— BEGIN EXCERPTED DATA —
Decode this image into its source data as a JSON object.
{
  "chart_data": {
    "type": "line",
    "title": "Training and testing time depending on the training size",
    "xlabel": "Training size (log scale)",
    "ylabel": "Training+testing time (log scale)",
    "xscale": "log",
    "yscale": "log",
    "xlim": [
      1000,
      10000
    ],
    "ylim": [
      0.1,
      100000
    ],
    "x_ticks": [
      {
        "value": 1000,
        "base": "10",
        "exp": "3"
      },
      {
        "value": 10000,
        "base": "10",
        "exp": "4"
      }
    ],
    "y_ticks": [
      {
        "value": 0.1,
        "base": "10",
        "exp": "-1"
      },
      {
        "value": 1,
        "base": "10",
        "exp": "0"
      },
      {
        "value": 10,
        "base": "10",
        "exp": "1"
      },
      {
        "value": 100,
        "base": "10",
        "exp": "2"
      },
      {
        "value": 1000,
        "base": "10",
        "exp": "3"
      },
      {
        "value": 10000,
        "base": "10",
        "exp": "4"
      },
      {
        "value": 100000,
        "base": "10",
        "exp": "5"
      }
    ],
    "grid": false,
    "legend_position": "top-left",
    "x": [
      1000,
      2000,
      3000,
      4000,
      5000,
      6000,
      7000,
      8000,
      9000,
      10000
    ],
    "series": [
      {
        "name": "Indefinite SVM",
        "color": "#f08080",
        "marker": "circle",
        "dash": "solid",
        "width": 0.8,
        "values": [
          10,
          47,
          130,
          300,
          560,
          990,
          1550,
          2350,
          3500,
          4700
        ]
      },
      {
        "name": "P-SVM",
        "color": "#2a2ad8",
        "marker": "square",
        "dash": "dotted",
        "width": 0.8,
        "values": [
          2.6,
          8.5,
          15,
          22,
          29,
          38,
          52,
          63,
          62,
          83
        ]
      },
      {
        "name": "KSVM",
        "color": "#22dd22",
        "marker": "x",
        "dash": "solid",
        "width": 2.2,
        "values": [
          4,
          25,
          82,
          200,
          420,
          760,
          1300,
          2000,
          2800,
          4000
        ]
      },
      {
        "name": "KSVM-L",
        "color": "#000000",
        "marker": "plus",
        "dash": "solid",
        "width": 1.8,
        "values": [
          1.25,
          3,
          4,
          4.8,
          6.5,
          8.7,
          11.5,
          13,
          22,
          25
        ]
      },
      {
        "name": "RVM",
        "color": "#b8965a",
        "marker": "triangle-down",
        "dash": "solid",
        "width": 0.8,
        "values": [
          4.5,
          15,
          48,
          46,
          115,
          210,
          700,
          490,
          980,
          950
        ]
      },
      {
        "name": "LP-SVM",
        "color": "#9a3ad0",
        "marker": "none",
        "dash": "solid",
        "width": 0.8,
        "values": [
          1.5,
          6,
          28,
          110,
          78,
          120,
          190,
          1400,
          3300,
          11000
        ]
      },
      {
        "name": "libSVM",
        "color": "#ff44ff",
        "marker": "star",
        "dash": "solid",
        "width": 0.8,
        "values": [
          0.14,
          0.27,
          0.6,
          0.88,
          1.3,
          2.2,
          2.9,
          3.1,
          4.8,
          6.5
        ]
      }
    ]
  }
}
— END EXCERPTED DATA —
THE TASK - Copy all lines from the material that include "size".

RESPONSE -
    "title": "Training and testing time depending on the training size",
    "xlabel": "Training size (log scale)",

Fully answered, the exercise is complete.